**Exercise details**
Report every line in the listing that contains the string "align".

**Material for the task**
/---

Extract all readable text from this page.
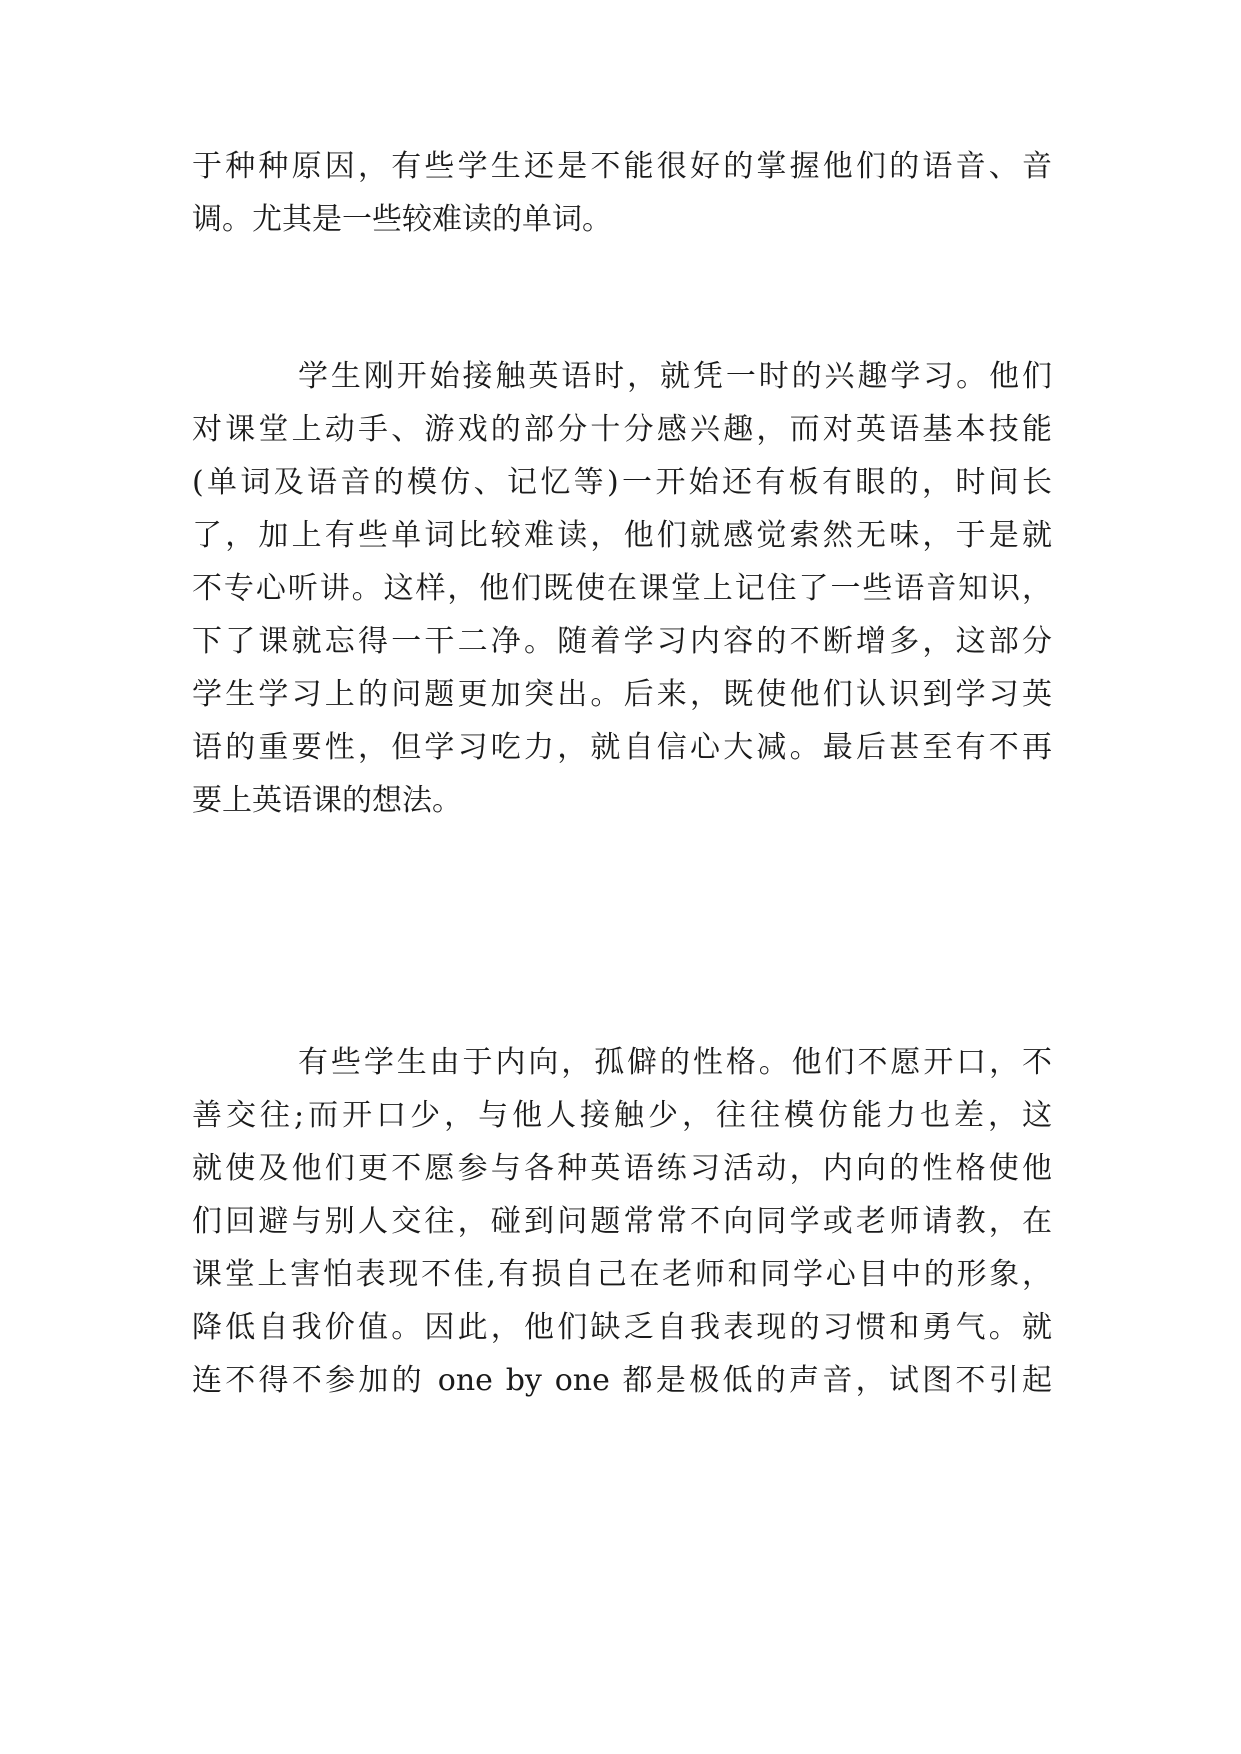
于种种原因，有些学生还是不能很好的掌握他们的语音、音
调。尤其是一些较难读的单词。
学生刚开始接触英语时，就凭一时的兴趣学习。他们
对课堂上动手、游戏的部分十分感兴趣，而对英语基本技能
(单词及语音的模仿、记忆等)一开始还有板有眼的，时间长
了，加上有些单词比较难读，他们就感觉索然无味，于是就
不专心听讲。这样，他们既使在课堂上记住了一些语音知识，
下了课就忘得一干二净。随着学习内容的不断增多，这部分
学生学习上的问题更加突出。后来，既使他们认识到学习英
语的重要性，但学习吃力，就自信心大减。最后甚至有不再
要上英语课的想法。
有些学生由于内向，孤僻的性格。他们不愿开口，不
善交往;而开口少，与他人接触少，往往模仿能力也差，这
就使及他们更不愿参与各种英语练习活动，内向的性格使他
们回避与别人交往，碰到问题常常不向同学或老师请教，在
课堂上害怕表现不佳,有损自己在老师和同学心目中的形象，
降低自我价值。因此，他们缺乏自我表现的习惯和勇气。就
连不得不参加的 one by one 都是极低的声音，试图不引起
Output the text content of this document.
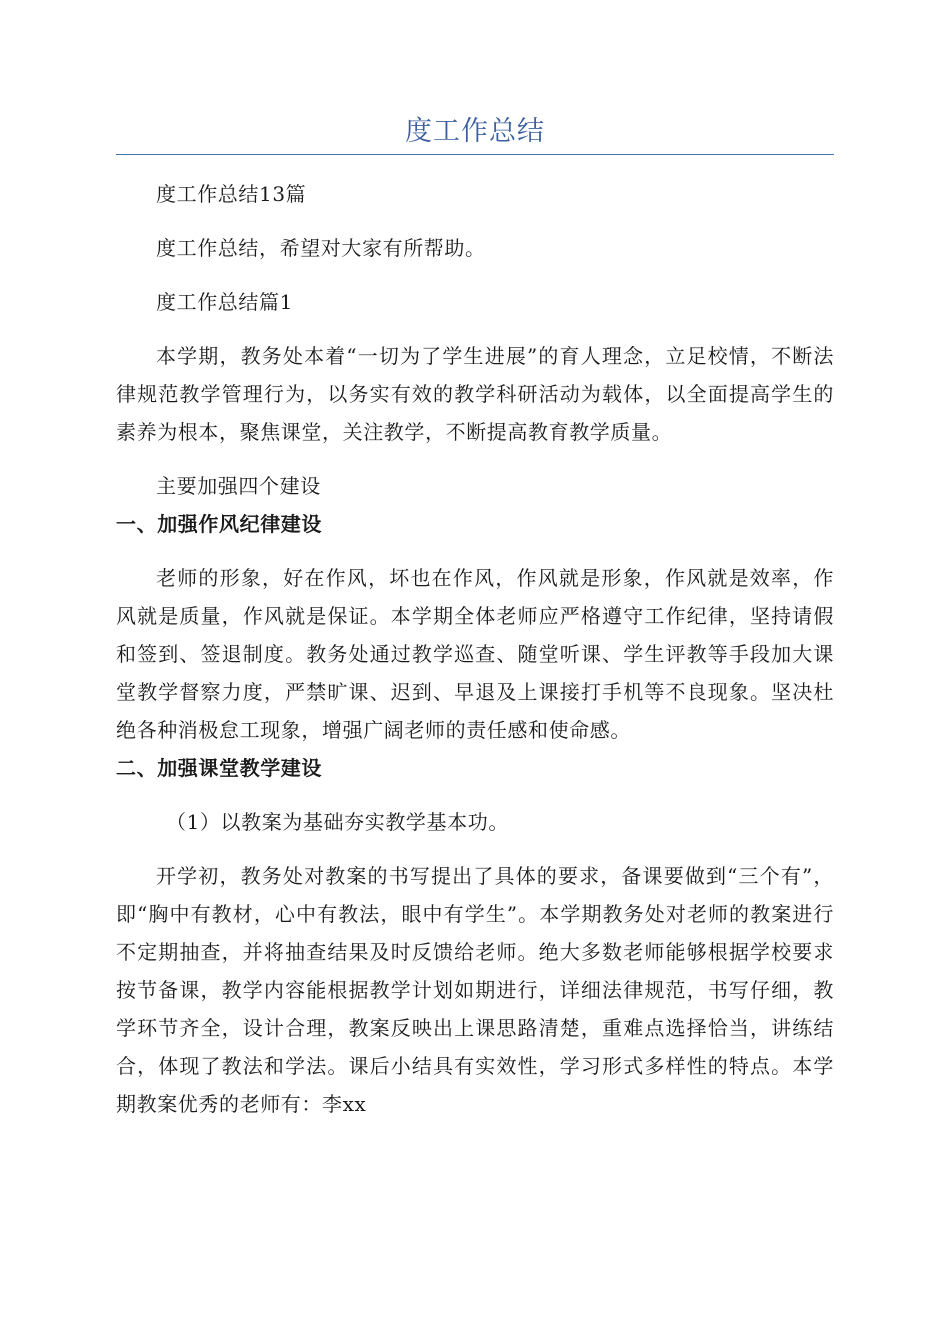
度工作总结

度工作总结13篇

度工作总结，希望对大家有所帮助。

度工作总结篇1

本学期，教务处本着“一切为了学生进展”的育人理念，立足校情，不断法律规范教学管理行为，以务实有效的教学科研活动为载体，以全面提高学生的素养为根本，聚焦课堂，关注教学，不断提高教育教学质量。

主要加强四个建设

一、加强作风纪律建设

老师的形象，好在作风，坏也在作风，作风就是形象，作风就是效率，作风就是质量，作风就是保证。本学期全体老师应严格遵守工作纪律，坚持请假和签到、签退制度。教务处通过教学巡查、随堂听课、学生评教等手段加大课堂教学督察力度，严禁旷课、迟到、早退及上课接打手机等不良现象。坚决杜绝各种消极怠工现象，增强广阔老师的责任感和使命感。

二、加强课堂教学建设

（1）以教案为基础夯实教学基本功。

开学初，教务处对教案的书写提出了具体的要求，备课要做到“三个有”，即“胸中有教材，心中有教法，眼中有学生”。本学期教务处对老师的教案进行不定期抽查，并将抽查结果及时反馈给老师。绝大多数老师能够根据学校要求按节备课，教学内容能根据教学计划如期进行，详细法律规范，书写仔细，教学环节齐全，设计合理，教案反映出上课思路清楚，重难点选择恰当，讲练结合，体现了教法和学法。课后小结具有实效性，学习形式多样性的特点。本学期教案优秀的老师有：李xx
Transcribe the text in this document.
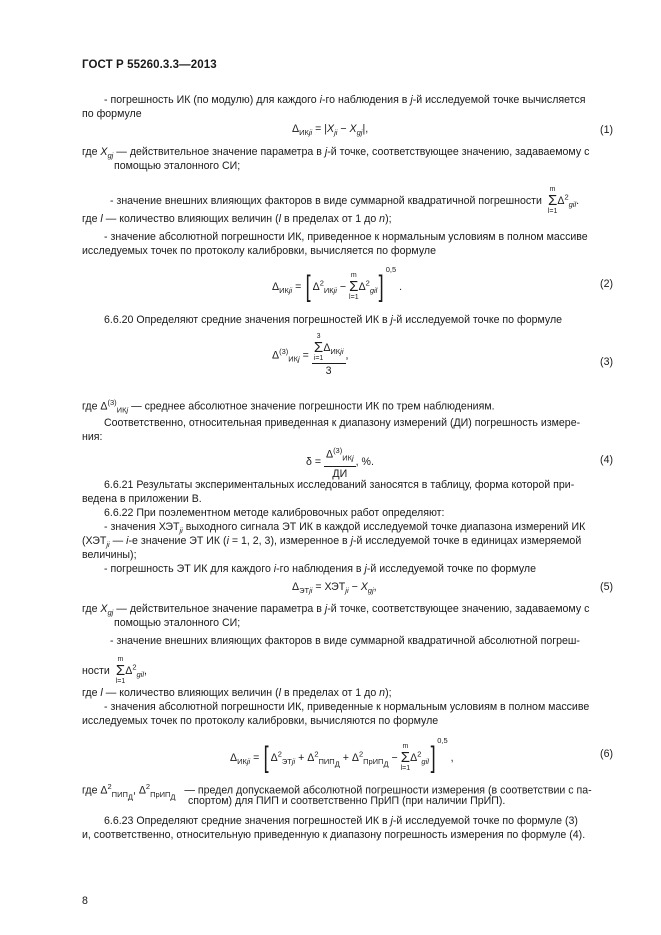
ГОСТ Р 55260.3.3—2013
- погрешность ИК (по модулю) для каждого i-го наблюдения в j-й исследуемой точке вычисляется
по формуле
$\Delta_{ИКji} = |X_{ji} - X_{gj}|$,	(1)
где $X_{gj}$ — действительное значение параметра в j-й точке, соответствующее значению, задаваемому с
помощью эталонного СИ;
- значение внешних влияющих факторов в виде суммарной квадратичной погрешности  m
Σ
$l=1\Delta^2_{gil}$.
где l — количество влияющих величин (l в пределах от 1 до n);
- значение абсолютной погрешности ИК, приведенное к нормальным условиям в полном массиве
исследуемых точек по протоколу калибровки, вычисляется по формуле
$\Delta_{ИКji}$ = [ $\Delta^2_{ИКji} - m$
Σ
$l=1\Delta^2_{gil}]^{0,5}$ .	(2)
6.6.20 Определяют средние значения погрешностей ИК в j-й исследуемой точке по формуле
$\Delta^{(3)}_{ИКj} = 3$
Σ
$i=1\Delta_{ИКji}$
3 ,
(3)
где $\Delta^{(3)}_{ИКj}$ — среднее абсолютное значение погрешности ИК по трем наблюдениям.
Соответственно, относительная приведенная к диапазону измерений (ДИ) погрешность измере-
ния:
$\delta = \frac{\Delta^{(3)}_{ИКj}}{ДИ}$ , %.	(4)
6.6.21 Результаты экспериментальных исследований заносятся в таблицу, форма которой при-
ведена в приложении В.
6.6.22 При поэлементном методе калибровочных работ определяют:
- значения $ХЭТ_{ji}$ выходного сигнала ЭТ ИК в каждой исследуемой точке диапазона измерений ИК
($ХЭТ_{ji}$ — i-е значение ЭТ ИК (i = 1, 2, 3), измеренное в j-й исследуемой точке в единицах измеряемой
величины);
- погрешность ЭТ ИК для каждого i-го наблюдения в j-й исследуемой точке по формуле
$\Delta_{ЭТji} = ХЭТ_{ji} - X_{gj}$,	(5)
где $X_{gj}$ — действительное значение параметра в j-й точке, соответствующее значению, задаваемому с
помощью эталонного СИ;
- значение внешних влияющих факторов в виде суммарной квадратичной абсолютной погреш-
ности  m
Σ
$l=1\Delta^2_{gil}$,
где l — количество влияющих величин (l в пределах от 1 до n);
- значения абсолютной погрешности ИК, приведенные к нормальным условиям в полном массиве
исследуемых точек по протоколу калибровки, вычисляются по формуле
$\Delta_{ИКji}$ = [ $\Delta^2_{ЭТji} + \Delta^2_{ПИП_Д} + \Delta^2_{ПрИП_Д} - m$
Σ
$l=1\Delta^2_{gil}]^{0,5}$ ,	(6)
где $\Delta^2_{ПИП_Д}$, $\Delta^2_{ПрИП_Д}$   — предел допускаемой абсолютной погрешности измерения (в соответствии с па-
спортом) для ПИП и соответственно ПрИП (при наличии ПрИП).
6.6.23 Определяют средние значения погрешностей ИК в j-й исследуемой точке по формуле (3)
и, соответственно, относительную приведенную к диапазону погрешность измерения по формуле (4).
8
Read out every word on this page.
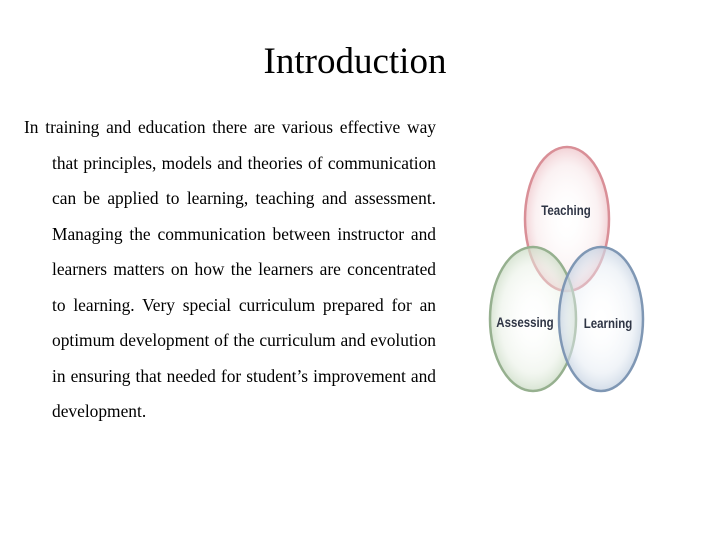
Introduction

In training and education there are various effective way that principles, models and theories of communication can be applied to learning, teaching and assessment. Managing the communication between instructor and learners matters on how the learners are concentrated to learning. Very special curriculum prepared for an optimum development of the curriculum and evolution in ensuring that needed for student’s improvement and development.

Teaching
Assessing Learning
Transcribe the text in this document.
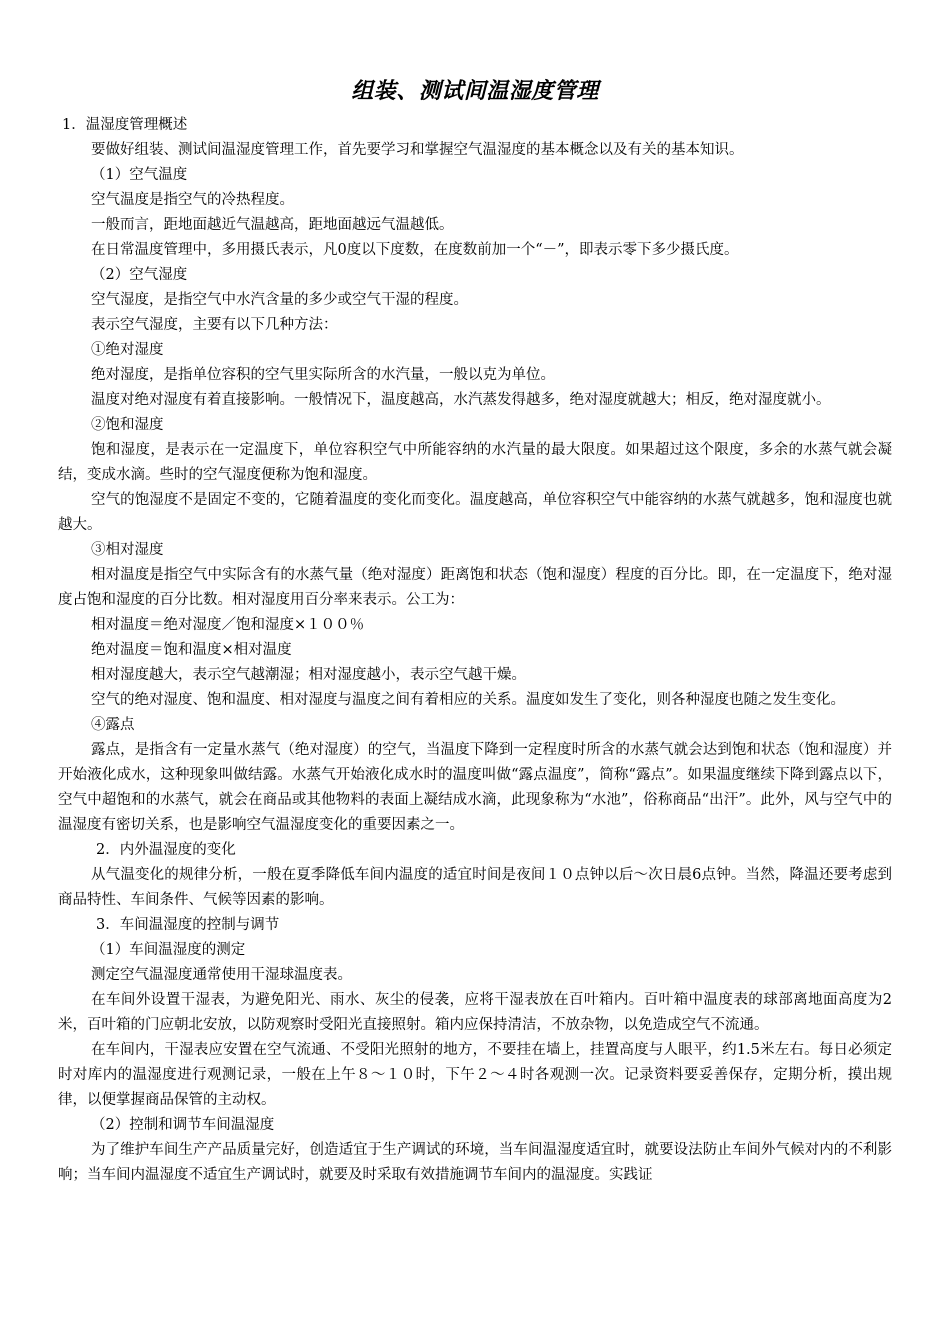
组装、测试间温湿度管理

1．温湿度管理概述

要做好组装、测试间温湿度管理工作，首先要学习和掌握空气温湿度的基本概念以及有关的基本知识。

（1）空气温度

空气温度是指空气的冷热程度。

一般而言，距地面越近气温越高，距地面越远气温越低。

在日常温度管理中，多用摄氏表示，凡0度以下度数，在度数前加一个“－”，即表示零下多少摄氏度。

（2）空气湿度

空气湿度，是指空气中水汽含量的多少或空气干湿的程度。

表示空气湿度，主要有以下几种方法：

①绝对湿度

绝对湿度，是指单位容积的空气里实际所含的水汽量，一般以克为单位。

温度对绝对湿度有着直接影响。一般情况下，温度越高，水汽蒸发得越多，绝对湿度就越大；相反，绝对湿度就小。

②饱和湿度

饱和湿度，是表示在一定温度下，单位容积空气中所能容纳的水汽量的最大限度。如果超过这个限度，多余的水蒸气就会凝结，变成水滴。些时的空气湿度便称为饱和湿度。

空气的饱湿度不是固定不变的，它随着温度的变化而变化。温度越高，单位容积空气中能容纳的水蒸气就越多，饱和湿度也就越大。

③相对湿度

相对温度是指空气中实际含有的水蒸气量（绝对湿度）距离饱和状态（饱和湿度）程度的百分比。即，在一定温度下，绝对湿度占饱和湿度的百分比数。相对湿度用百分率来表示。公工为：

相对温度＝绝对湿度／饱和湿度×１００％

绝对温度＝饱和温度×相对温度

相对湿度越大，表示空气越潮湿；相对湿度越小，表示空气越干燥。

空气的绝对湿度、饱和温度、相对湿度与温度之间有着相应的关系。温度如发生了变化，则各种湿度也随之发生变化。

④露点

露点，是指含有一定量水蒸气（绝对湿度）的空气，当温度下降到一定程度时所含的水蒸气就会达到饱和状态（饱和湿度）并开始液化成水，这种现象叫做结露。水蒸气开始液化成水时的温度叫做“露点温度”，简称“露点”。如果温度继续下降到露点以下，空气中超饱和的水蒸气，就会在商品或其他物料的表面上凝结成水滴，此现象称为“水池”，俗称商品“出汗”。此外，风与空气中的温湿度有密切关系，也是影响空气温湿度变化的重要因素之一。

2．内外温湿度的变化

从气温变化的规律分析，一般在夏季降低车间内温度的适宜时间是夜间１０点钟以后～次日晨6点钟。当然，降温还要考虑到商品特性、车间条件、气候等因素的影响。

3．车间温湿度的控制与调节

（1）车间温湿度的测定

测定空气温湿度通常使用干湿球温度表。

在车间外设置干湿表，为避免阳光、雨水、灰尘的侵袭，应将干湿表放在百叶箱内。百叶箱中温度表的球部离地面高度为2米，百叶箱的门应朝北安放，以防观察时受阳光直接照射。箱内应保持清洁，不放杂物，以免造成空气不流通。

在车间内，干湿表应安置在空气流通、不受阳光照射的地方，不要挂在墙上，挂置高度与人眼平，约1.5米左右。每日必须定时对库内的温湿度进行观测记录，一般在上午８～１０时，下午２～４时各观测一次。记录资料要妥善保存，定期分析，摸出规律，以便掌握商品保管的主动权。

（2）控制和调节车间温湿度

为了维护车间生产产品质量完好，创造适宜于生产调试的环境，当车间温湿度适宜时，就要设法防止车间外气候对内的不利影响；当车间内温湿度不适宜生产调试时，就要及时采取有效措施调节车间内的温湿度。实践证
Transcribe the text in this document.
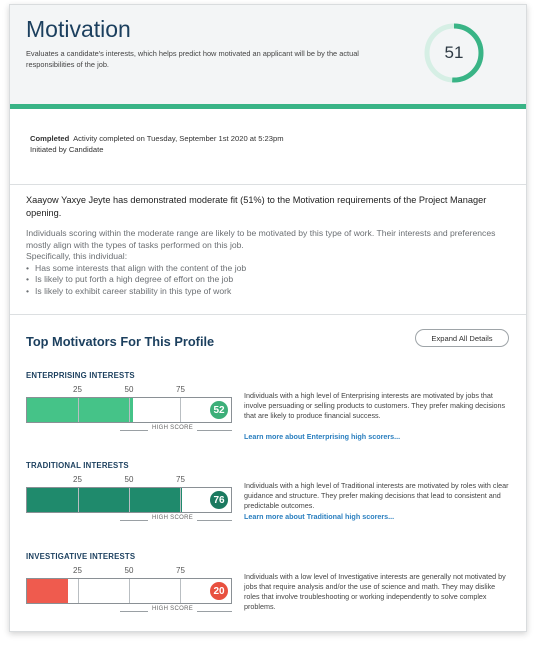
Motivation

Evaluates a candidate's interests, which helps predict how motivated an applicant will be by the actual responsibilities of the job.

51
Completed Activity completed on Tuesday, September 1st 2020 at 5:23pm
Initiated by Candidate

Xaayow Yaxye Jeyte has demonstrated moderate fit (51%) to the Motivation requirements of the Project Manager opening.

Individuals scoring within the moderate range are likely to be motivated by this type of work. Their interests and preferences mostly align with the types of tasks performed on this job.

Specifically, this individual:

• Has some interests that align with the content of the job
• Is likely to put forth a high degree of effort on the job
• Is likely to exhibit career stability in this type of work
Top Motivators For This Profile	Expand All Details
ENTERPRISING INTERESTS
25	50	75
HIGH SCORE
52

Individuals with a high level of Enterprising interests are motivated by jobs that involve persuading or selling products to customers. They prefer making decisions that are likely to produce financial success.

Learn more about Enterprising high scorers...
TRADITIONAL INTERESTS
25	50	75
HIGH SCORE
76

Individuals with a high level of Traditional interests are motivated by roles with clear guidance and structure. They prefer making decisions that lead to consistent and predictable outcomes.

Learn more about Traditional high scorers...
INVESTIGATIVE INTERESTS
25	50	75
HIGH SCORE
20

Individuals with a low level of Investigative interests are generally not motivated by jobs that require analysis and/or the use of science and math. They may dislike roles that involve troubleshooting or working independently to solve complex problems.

\---

**Answer to the task**
Individuals scoring within the moderate range are likely to be motivated by this type of work. Their interests and preferences mostly align with the types of tasks performed on this job.
• Has some interests that align with the content of the job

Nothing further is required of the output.